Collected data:
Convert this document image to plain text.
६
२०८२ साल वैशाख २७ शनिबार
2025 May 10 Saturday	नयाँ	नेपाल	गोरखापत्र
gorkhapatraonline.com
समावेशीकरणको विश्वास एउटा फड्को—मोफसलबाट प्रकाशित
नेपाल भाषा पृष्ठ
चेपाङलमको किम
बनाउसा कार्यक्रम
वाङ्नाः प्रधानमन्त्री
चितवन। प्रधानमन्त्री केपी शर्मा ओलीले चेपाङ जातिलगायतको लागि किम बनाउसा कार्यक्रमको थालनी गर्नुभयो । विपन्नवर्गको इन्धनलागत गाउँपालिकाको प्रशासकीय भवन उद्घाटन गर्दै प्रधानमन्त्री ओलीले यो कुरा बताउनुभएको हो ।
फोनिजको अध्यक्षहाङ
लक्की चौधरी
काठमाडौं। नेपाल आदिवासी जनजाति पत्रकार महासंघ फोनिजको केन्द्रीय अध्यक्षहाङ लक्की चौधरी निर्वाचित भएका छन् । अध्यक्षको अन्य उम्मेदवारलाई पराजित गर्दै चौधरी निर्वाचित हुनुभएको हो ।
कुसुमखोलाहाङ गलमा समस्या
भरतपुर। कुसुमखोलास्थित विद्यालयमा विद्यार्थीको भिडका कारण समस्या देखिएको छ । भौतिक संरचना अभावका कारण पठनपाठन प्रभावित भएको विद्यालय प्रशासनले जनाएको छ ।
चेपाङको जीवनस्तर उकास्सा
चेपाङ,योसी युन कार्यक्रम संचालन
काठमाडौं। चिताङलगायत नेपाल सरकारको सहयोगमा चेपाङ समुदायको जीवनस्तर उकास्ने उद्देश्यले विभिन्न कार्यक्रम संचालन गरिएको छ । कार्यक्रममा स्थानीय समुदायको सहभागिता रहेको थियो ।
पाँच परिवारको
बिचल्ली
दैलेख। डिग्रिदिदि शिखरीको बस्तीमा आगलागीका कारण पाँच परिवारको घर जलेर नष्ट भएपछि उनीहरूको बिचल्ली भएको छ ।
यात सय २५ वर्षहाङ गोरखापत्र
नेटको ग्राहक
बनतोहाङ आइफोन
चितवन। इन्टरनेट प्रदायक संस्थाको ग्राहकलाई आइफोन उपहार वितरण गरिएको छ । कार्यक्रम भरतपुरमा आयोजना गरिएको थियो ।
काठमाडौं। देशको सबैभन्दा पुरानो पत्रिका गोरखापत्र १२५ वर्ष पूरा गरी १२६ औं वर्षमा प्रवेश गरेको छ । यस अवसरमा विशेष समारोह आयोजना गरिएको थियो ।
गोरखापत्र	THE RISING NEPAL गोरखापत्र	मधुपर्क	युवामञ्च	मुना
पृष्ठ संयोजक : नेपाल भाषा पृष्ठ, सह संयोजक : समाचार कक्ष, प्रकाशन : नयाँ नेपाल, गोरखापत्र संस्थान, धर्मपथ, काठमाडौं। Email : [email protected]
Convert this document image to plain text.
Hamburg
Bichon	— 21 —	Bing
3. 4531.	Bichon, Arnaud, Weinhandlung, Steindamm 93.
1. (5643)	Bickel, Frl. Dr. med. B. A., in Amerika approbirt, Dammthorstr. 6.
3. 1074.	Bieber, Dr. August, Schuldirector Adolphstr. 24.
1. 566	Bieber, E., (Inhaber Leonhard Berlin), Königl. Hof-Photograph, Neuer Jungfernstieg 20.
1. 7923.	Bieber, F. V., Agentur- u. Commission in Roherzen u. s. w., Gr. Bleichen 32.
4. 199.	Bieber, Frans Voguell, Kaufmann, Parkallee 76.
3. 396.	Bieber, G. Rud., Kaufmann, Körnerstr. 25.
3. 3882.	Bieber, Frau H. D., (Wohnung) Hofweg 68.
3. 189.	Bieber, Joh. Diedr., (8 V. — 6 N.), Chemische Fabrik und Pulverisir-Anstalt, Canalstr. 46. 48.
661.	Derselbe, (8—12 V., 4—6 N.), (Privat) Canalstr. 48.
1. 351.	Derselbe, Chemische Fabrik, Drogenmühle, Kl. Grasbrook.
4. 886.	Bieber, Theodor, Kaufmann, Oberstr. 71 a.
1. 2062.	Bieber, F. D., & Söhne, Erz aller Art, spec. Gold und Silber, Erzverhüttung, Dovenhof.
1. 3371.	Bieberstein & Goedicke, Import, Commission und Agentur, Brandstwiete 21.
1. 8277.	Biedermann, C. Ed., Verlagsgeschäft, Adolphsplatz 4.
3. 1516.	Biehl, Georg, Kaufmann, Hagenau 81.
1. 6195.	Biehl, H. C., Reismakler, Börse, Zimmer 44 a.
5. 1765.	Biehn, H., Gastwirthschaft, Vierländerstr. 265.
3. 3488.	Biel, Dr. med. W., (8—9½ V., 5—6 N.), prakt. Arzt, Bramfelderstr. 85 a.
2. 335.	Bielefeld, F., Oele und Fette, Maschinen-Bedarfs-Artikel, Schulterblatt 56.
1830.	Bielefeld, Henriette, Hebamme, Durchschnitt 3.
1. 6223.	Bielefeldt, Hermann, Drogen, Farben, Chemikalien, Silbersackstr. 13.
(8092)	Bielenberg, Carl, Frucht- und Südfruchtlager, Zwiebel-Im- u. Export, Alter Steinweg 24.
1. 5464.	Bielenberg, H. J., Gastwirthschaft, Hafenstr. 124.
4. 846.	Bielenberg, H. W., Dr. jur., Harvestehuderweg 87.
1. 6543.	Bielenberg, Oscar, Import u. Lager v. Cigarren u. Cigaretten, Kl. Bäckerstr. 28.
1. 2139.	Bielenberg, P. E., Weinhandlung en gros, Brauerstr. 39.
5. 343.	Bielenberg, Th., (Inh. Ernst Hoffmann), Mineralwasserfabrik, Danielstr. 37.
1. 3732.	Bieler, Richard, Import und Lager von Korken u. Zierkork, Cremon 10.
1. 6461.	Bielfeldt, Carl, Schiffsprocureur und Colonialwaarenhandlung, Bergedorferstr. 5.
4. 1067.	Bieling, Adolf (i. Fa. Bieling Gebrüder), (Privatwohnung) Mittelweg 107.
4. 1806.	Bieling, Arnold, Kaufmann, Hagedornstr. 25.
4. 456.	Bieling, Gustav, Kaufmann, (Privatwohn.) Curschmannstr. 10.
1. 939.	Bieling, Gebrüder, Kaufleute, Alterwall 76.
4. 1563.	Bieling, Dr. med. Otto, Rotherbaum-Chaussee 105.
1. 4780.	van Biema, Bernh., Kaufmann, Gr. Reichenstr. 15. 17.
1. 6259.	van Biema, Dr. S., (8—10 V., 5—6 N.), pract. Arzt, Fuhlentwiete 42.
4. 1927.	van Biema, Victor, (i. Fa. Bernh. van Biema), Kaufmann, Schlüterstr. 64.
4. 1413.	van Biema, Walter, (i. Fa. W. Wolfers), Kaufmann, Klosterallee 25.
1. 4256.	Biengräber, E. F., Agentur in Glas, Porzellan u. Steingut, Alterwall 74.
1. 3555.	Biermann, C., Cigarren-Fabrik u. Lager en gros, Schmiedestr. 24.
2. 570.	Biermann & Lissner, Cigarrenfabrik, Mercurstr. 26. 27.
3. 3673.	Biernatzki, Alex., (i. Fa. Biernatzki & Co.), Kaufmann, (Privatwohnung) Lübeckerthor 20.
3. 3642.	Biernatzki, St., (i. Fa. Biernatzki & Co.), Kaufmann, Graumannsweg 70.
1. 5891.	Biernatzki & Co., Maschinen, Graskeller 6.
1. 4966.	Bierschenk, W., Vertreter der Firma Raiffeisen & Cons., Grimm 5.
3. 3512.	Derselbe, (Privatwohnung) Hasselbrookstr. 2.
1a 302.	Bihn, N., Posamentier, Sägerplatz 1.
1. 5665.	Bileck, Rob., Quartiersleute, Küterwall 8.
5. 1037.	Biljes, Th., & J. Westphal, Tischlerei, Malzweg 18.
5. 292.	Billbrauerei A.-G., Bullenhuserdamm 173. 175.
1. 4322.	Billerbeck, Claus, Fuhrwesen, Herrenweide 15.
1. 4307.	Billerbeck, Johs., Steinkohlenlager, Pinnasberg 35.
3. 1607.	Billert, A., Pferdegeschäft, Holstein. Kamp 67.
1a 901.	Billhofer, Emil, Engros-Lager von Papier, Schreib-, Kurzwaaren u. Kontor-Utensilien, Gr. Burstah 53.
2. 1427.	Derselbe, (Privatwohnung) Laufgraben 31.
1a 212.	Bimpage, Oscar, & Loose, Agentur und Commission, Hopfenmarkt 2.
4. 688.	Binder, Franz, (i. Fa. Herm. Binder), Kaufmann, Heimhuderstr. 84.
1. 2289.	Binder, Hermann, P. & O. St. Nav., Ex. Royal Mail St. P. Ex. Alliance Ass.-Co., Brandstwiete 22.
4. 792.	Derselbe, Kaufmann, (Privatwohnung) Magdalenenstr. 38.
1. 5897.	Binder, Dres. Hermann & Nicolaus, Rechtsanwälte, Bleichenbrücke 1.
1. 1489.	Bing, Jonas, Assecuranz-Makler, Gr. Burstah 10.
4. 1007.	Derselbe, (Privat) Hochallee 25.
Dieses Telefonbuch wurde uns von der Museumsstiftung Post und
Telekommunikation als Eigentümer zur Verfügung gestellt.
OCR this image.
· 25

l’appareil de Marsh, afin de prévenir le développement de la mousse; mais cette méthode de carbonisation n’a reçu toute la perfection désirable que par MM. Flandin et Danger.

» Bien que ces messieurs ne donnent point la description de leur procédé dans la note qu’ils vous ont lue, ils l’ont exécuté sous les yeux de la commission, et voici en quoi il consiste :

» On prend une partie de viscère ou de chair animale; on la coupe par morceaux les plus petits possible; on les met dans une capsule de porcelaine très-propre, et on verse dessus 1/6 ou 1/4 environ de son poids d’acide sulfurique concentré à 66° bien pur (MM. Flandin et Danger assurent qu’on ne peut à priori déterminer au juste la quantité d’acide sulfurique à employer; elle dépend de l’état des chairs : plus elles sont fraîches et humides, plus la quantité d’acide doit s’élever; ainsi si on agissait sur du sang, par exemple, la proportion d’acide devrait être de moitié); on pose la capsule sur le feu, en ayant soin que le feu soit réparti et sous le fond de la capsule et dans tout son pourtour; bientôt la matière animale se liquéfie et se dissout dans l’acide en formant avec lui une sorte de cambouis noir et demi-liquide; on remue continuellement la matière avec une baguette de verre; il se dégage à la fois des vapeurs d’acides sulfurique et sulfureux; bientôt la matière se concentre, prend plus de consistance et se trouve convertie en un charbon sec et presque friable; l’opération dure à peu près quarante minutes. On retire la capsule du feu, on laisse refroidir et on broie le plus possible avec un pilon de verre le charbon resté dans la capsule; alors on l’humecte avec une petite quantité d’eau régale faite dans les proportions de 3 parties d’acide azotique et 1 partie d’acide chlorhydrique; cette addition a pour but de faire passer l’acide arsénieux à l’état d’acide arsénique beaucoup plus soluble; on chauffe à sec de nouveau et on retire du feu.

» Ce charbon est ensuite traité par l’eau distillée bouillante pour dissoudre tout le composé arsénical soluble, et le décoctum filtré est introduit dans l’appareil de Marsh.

● EXERCISE: Lines of the listing that contain the word "cette" are to be counted; report only their number.

● REPLY TO THE TASK: 2